**Objective**
Retype each entry below exactly as it stands.

**Supplied information**
▼▼▼

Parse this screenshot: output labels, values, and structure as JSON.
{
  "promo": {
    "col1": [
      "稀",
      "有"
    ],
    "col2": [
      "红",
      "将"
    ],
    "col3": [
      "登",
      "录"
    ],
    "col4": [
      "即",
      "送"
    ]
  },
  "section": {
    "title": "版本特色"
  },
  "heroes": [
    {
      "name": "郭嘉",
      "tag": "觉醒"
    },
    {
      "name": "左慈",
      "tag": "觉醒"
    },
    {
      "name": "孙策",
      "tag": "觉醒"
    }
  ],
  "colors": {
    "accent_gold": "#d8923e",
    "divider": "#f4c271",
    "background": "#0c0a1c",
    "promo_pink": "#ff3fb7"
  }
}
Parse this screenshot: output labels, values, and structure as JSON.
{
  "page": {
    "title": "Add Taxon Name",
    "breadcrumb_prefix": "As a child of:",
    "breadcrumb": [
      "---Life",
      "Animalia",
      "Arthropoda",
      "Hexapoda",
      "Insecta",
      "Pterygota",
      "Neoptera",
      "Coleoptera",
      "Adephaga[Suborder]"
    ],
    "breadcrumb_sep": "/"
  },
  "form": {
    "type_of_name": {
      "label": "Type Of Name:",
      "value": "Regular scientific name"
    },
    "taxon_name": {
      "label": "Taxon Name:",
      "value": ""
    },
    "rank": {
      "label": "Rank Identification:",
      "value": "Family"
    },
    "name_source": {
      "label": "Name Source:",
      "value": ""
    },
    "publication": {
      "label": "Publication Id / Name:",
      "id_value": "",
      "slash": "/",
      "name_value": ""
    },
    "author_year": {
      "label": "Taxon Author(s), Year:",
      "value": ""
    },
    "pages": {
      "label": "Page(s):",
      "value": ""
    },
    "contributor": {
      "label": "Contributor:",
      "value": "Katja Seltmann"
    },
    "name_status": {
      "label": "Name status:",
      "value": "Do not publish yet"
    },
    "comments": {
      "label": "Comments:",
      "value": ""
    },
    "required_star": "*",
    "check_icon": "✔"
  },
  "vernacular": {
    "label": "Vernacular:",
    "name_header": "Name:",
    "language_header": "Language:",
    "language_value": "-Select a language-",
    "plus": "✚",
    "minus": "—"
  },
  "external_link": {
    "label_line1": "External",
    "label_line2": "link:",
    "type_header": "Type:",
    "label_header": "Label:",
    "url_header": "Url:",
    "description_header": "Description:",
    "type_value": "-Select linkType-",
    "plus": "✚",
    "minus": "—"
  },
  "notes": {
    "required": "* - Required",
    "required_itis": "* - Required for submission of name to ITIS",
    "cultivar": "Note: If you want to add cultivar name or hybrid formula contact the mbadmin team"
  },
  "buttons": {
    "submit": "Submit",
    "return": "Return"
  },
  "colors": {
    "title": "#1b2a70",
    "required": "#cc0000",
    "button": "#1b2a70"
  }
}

▲▲▲

**Reply**
Parse this screenshot: output labels, values, and structure as JSON.
{
  "promo": {
    "col1": [
      "稀",
      "有"
    ],
    "col2": [
      "红",
      "将"
    ],
    "col3": [
      "登",
      "录"
    ],
    "col4": [
      "即",
      "送"
    ]
  },
  "section": {
    "title": "版本特色"
  },
  "heroes": [
    {
      "name": "郭嘉",
      "tag": "觉醒"
    },
    {
      "name": "左慈",
      "tag": "觉醒"
    },
    {
      "name": "孙策",
      "tag": "觉醒"
    }
  ],
  "colors": {
    "accent_gold": "#d8923e",
    "divider": "#f4c271",
    "background": "#0c0a1c",
    "promo_pink": "#ff3fb7"
  }
}
Parse this screenshot: output labels, values, and structure as JSON.
{
  "page": {
    "title": "Add Taxon Name",
    "breadcrumb_prefix": "As a child of:",
    "breadcrumb": [
      "---Life",
      "Animalia",
      "Arthropoda",
      "Hexapoda",
      "Insecta",
      "Pterygota",
      "Neoptera",
      "Coleoptera",
      "Adephaga[Suborder]"
    ],
    "breadcrumb_sep": "/"
  },
  "form": {
    "type_of_name": {
      "label": "Type Of Name:",
      "value": "Regular scientific name"
    },
    "taxon_name": {
      "label": "Taxon Name:",
      "value": ""
    },
    "rank": {
      "label": "Rank Identification:",
      "value": "Family"
    },
    "name_source": {
      "label": "Name Source:",
      "value": ""
    },
    "publication": {
      "label": "Publication Id / Name:",
      "id_value": "",
      "slash": "/",
      "name_value": ""
    },
    "author_year": {
      "label": "Taxon Author(s), Year:",
      "value": ""
    },
    "pages": {
      "label": "Page(s):",
      "value": ""
    },
    "contributor": {
      "label": "Contributor:",
      "value": "Katja Seltmann"
    },
    "name_status": {
      "label": "Name status:",
      "value": "Do not publish yet"
    },
    "comments": {
      "label": "Comments:",
      "value": ""
    },
    "required_star": "*",
    "check_icon": "✔"
  },
  "vernacular": {
    "label": "Vernacular:",
    "name_header": "Name:",
    "language_header": "Language:",
    "language_value": "-Select a language-",
    "plus": "✚",
    "minus": "—"
  },
  "external_link": {
    "label_line1": "External",
    "label_line2": "link:",
    "type_header": "Type:",
    "label_header": "Label:",
    "url_header": "Url:",
    "description_header": "Description:",
    "type_value": "-Select linkType-",
    "plus": "✚",
    "minus": "—"
  },
  "notes": {
    "required": "* - Required",
    "required_itis": "* - Required for submission of name to ITIS",
    "cultivar": "Note: If you want to add cultivar name or hybrid formula contact the mbadmin team"
  },
  "buttons": {
    "submit": "Submit",
    "return": "Return"
  },
  "colors": {
    "title": "#1b2a70",
    "required": "#cc0000",
    "button": "#1b2a70"
  }
}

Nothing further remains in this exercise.